SUPPLIED RECORDS =

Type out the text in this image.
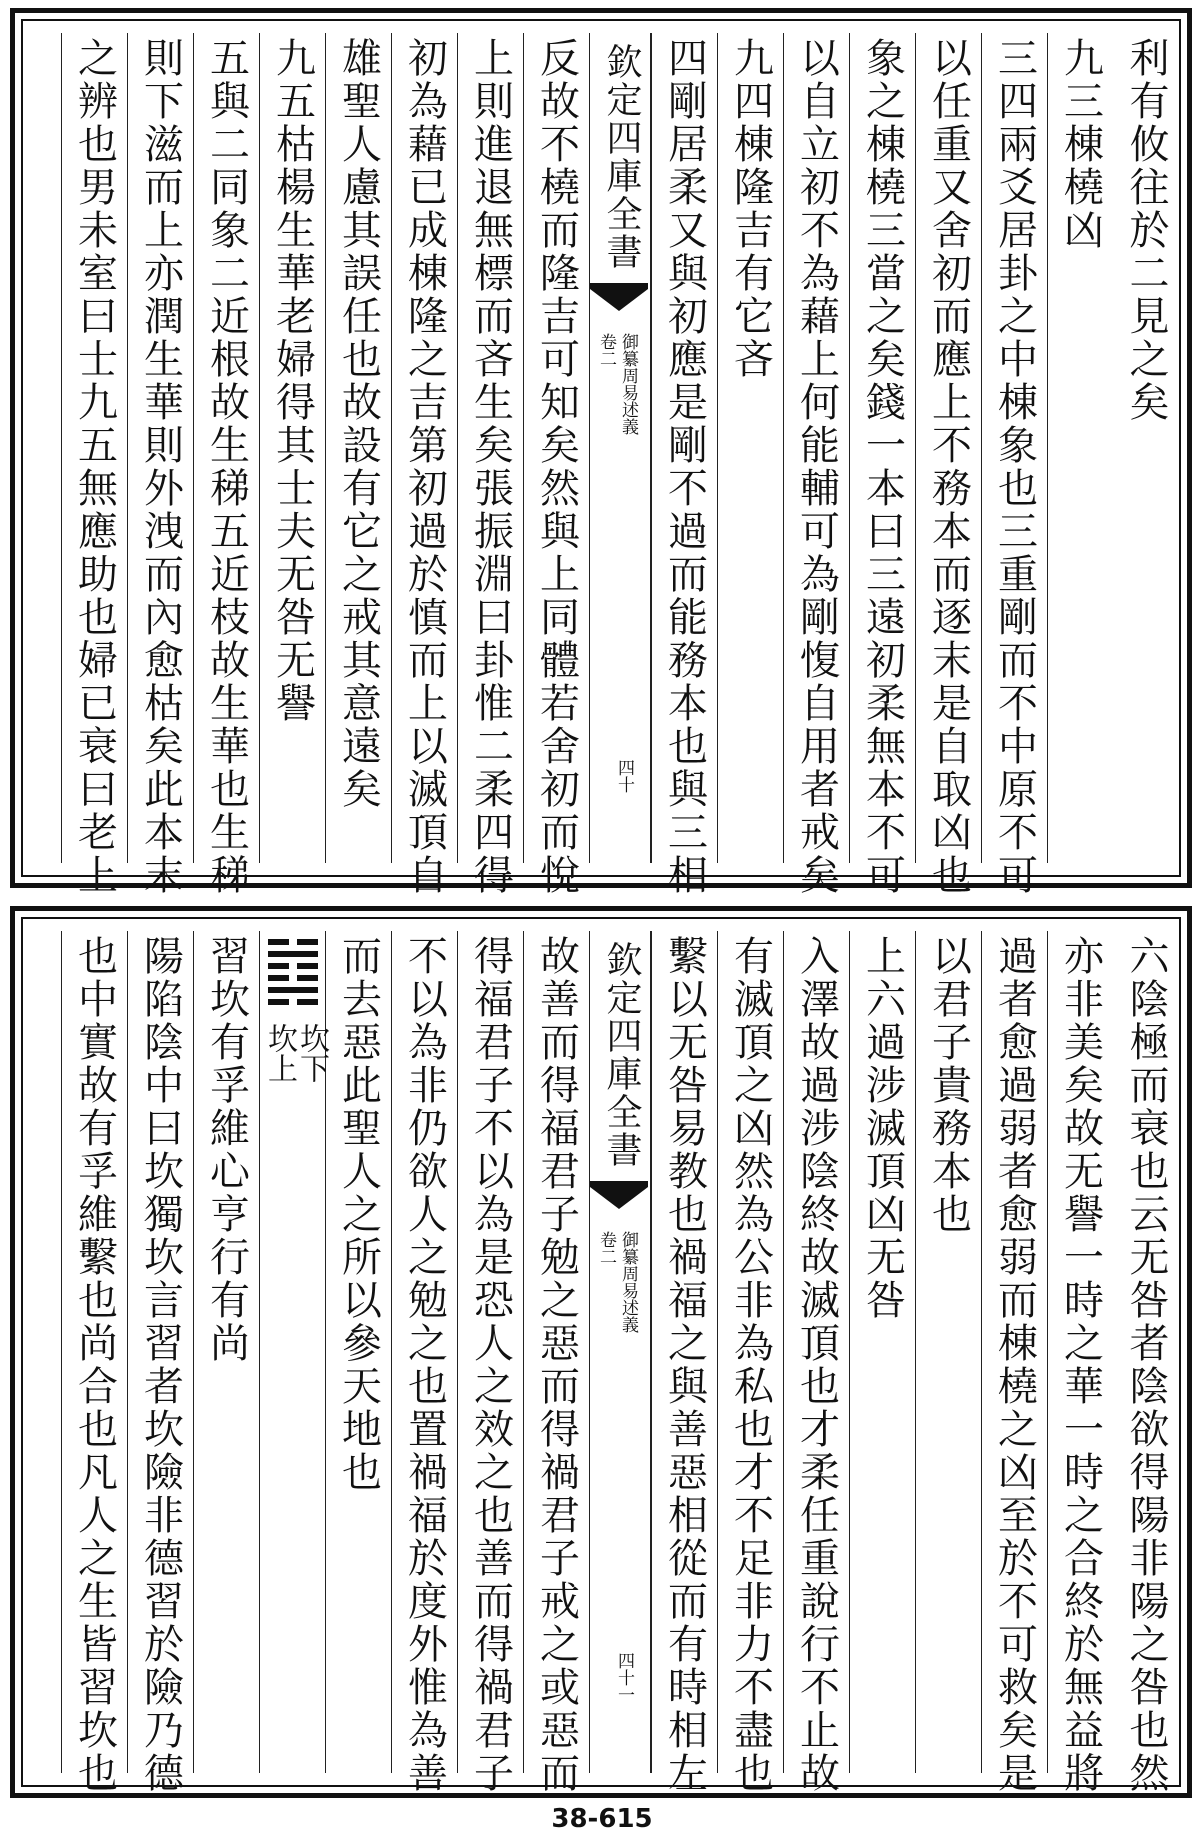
利有攸往於二見之矣
九三棟橈凶
三四兩爻居卦之中棟象也三重剛而不中原不可
以任重又舍初而應上不務本而逐末是自取凶也
象之棟橈三當之矣錢一本曰三遠初柔無本不可
以自立初不為藉上何能輔可為剛愎自用者戒矣
九四棟隆吉有它吝
四剛居柔又與初應是剛不過而能務本也與三相
欽定四庫全書
御纂周易述義
卷二
四十
反故不橈而隆吉可知矣然與上同體若舍初而悅
上則進退無標而吝生矣張振淵曰卦惟二柔四得
初為藉已成棟隆之吉第初過於慎而上以滅頂自
雄聖人慮其誤任也故設有它之戒其意遠矣
九五枯楊生華老婦得其士夫无咎无譽
五與二同象二近根故生稊五近枝故生華也生稊
則下滋而上亦潤生華則外洩而內愈枯矣此本末
之辨也男未室曰士九五無應助也婦已衰曰老上
六陰極而衰也云无咎者陰欲得陽非陽之咎也然
亦非美矣故无譽一時之華一時之合終於無益將
過者愈過弱者愈弱而棟橈之凶至於不可救矣是
以君子貴務本也
上六過涉滅頂凶无咎
入澤故過涉陰終故滅頂也才柔任重說行不止故
有滅頂之凶然為公非為私也才不足非力不盡也
繫以无咎易教也禍福之與善惡相從而有時相左
欽定四庫全書
御纂周易述義
卷二
四十一
故善而得福君子勉之惡而得禍君子戒之或惡而
得福君子不以為是恐人之效之也善而得禍君子
不以為非仍欲人之勉之也置禍福於度外惟為善
而去惡此聖人之所以參天地也
坎下
坎上
習坎有孚維心亨行有尚
陽陷陰中曰坎獨坎言習者坎險非德習於險乃德
也中實故有孚維繫也尚合也凡人之生皆習坎也
38-615
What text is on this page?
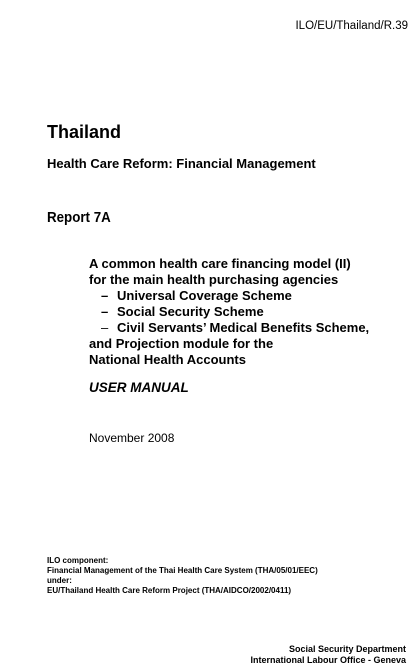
ILO/EU/Thailand/R.39
Thailand
Health Care Reform: Financial Management
Report 7A
A common health care financing model (II)
for the main health purchasing agencies
– Universal Coverage Scheme
– Social Security Scheme
– Civil Servants’ Medical Benefits Scheme,
and Projection module for the
National Health Accounts
USER MANUAL
November 2008
ILO component:
Financial Management of the Thai Health Care System (THA/05/01/EEC)
under:
EU/Thailand Health Care Reform Project (THA/AIDCO/2002/0411)
Social Security Department
International Labour Office - Geneva
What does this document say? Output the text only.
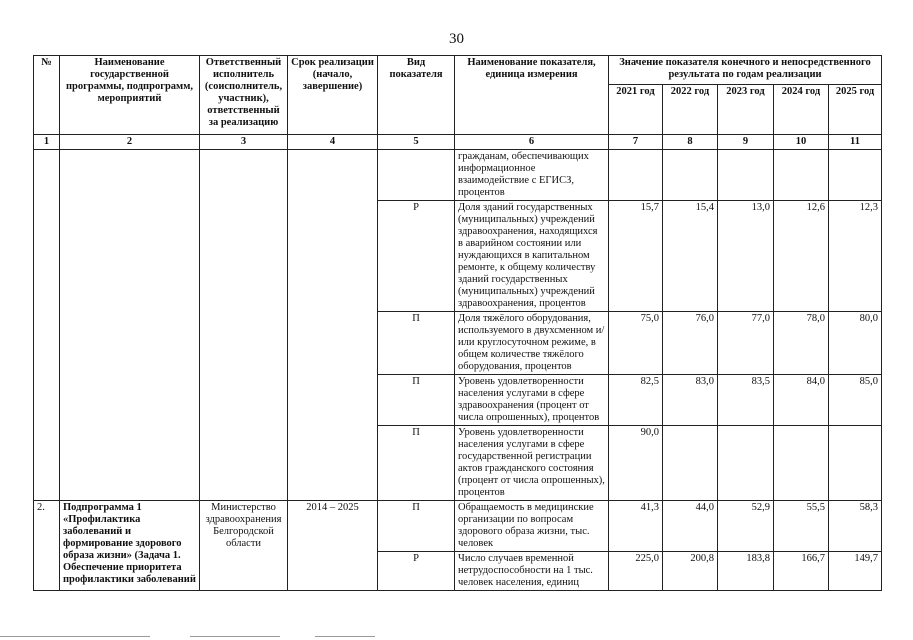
30
№	Наименование государственной программы, подпрограмм, мероприятий	Ответственный исполнитель (соисполнитель, участник), ответственный за реализацию	Срок реализации (начало, завершение)	Вид показателя	Наименование показателя, единица измерения	Значение показателя конечного и непосредственного результата по годам реализации				
						2021 год	2022 год	2023 год	2024 год	2025 год
1	2	3	4	5	6	7	8	9	10	11
					гражданам, обеспечивающих информационное взаимодействие с ЕГИСЗ, процентов					
				Р	Доля зданий государственных (муниципальных) учреждений здравоохранения, находящихся в аварийном состоянии или нуждающихся в капитальном ремонте, к общему количеству зданий государственных (муниципальных) учреждений здравоохранения, процентов	15,7	15,4	13,0	12,6	12,3
				П	Доля тяжёлого оборудования, используемого в двухсменном и/или круглосуточном режиме, в общем количестве тяжёлого оборудования, процентов	75,0	76,0	77,0	78,0	80,0
				П	Уровень удовлетворенности населения услугами в сфере здравоохранения (процент от числа опрошенных), процентов	82,5	83,0	83,5	84,0	85,0
				П	Уровень удовлетворенности населения услугами в сфере государственной регистрации актов гражданского состояния (процент от числа опрошенных), процентов	90,0				
2.	Подпрограмма 1 «Профилактика заболеваний и формирование здорового образа жизни» (Задача 1. Обеспечение приоритета профилактики заболеваний	Министерство здравоохранения Белгородской области	2014 – 2025	П	Обращаемость в медицинские организации по вопросам здорового образа жизни, тыс. человек	41,3	44,0	52,9	55,5	58,3
				Р	Число случаев временной нетрудоспособности на 1 тыс. человек населения, единиц	225,0	200,8	183,8	166,7	149,7
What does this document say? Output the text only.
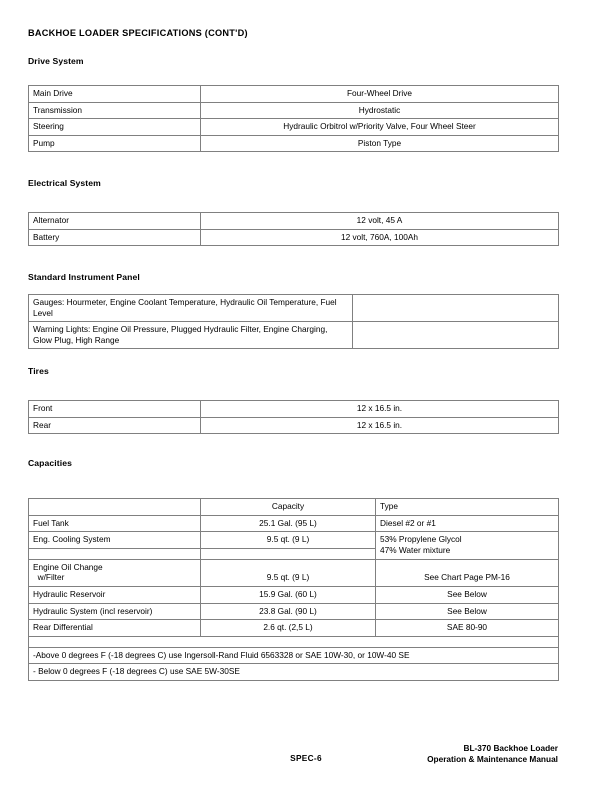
BACKHOE LOADER SPECIFICATIONS (CONT'D)
Drive System
Main Drive	Four-Wheel Drive
Transmission	Hydrostatic
Steering	Hydraulic Orbitrol w/Priority Valve, Four Wheel Steer
Pump	Piston Type
Electrical System
Alternator	12 volt, 45 A
Battery	12 volt, 760A, 100Ah
Standard Instrument Panel
Gauges: Hourmeter, Engine Coolant Temperature, Hydraulic Oil Temperature, Fuel Level	
Warning Lights: Engine Oil Pressure, Plugged Hydraulic Filter, Engine Charging, Glow Plug, High Range	
Tires
Front	12 x 16.5 in.
Rear	12 x 16.5 in.
Capacities
	Capacity	Type
Fuel Tank	25.1 Gal. (95 L)	Diesel #2 or #1
Eng. Cooling System	9.5 qt. (9 L)	53% Propylene Glycol
47% Water mixture

Engine Oil Change
w/Filter	9.5 qt. (9 L)	See Chart Page PM-16
Hydraulic Reservoir	15.9 Gal. (60 L)	See Below
Hydraulic System (incl reservoir)	23.8 Gal. (90 L)	See Below
Rear Differential	2.6 qt. (2,5 L)	SAE 80-90

-Above 0 degrees F (-18 degrees C) use Ingersoll-Rand Fluid 6563328 or SAE 10W-30, or 10W-40 SE		
- Below 0 degrees F (-18 degrees C) use SAE 5W-30SE		
SPEC-6
BL-370 Backhoe Loader
Operation & Maintenance Manual
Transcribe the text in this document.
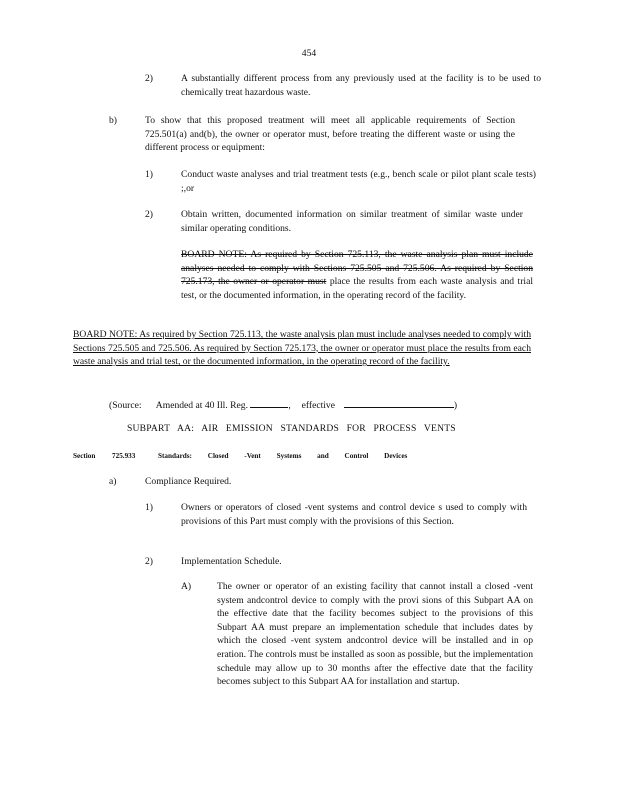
454
2)	A substantially different process from any previously used at the facility is to be used to chemically treat hazardous waste.
b)	To show that this proposed treatment will meet all applicable requirements of Section 725.501(a) and(b), the owner or operator must, before treating the different waste or using the different process or equipment:
1)	Conduct waste analyses and trial treatment tests (e.g., bench scale or pilot plant scale tests) ;,or
2)	Obtain written, documented information on similar treatment of similar waste under similar operating conditions.
BOARD NOTE: As required by Section 725.113, the waste analysis plan must include analyses needed to comply with Sections 725.505 and 725.506. As required by Section 725.173, the owner or operator must place the results from each waste analysis and trial test, or the documented information, in the operating record of the facility.
BOARD NOTE: As required by Section 725.113, the waste analysis plan must include analyses needed to comply with Sections 725.505 and 725.506. As required by Section 725.173, the owner or operator must place the results from each waste analysis and trial test, or the documented information, in the operating record of the facility.
(Source: Amended at 40 Ill. Reg.	, effective	)
SUBPART AA: AIR EMISSION STANDARDS FOR PROCESS VENTS
Section 725.933	Standards: Closed -Vent Systems and Control Devices
a)	Compliance Required.
1)	Owners or operators of closed -vent systems and control device s used to comply with provisions of this Part must comply with the provisions of this Section.
2)	Implementation Schedule.
A)	The owner or operator of an existing facility that cannot install a closed -vent system andcontrol device to comply with the provi sions of this Subpart AA on the effective date that the facility becomes subject to the provisions of this Subpart AA must prepare an implementation schedule that includes dates by which the closed -vent system andcontrol device will be installed and in op eration. The controls must be installed as soon as possible, but the implementation schedule may allow up to 30 months after the effective date that the facility becomes subject to this Subpart AA for installation and startup.
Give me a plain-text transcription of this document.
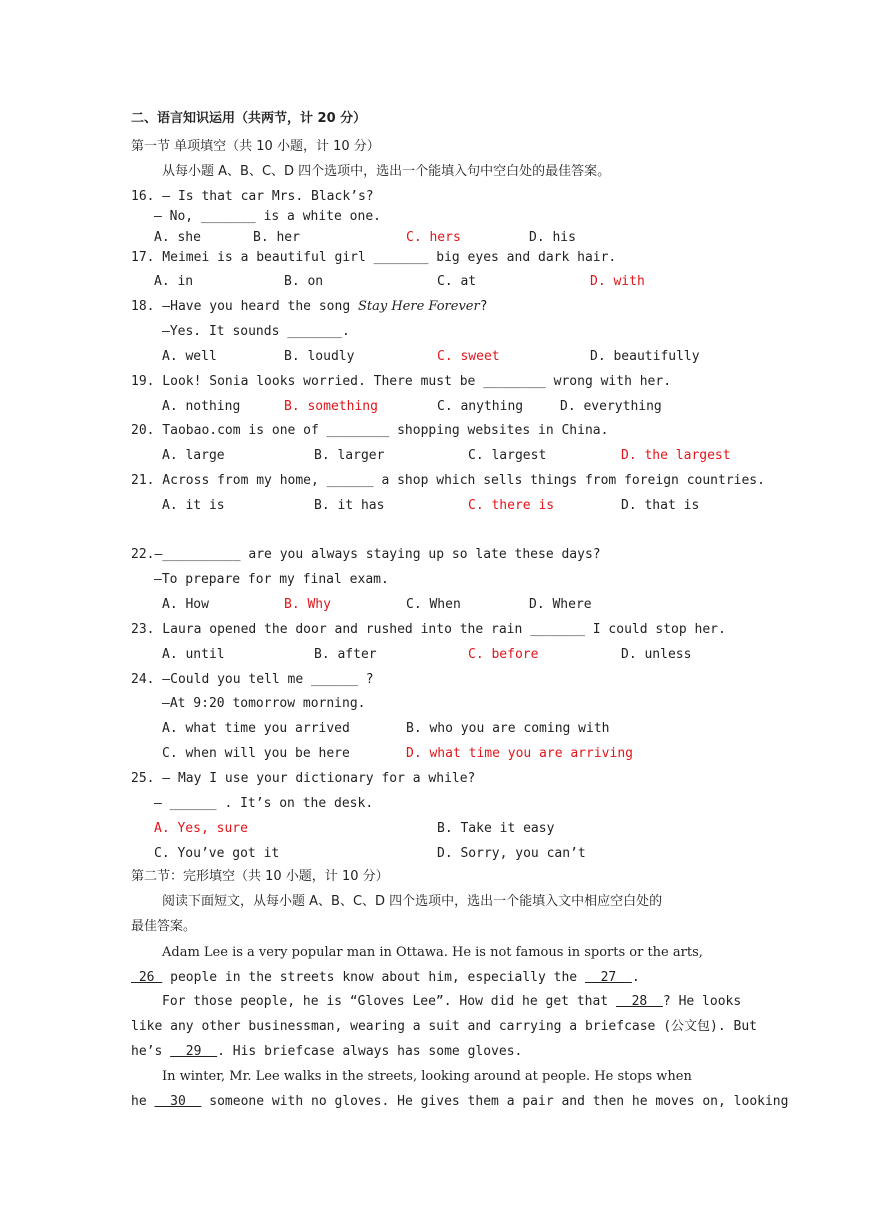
二、语言知识运用（共两节，计 20 分）
第一节 单项填空（共 10 小题，计 10 分）
从每小题 A、B、C、D 四个选项中，选出一个能填入句中空白处的最佳答案。
16. — Is that car Mrs. Black’s?
— No, _______ is a white one.
A. she	B. her	C. hers	D. his
17. Meimei is a beautiful girl _______ big eyes and dark hair.
A. in	B. on	C. at	D. with
18. —Have you heard the song Stay Here Forever?
—Yes. It sounds _______.
A. well	B. loudly	C. sweet	D. beautifully
19. Look! Sonia looks worried. There must be ________ wrong with her.
A. nothing	B. something	C. anything	D. everything
20. Taobao.com is one of ________ shopping websites in China.
A. large	B. larger	C. largest	D. the largest
21. Across from my home, ______ a shop which sells things from foreign countries.
A. it is	B. it has	C. there is	D. that is
22.—__________ are you always staying up so late these days?
—To prepare for my final exam.
A. How	B. Why	C. When	D. Where
23. Laura opened the door and rushed into the rain _______ I could stop her.
A. until	B. after	C. before	D. unless
24. —Could you tell me ______ ?
—At 9:20 tomorrow morning.
A. what time you arrived	B. who you are coming with
C. when will you be here	D. what time you are arriving
25. — May I use your dictionary for a while?
— ______ . It’s on the desk.
A. Yes, sure	B. Take it easy
C. You’ve got it	D. Sorry, you can’t
第二节：完形填空（共 10 小题，计 10 分）
阅读下面短文，从每小题 A、B、C、D 四个选项中，选出一个能填入文中相应空白处的
最佳答案。
Adam Lee is a very popular man in Ottawa. He is not famous in sports or the arts,
26  people in the streets know about him, especially the   27  .
For those people, he is “Gloves Lee”. How did he get that   28  ? He looks
like any other businessman, wearing a suit and carrying a briefcase (公文包). But
he’s   29  . His briefcase always has some gloves.
In winter, Mr. Lee walks in the streets, looking around at people. He stops when
he   30   someone with no gloves. He gives them a pair and then he moves on, looking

PROBLEM REQUIREMENTS = Find how many lines hold the string "Fuel", and state that number alone.

SOLUTION TO THIS PROBLEM = 2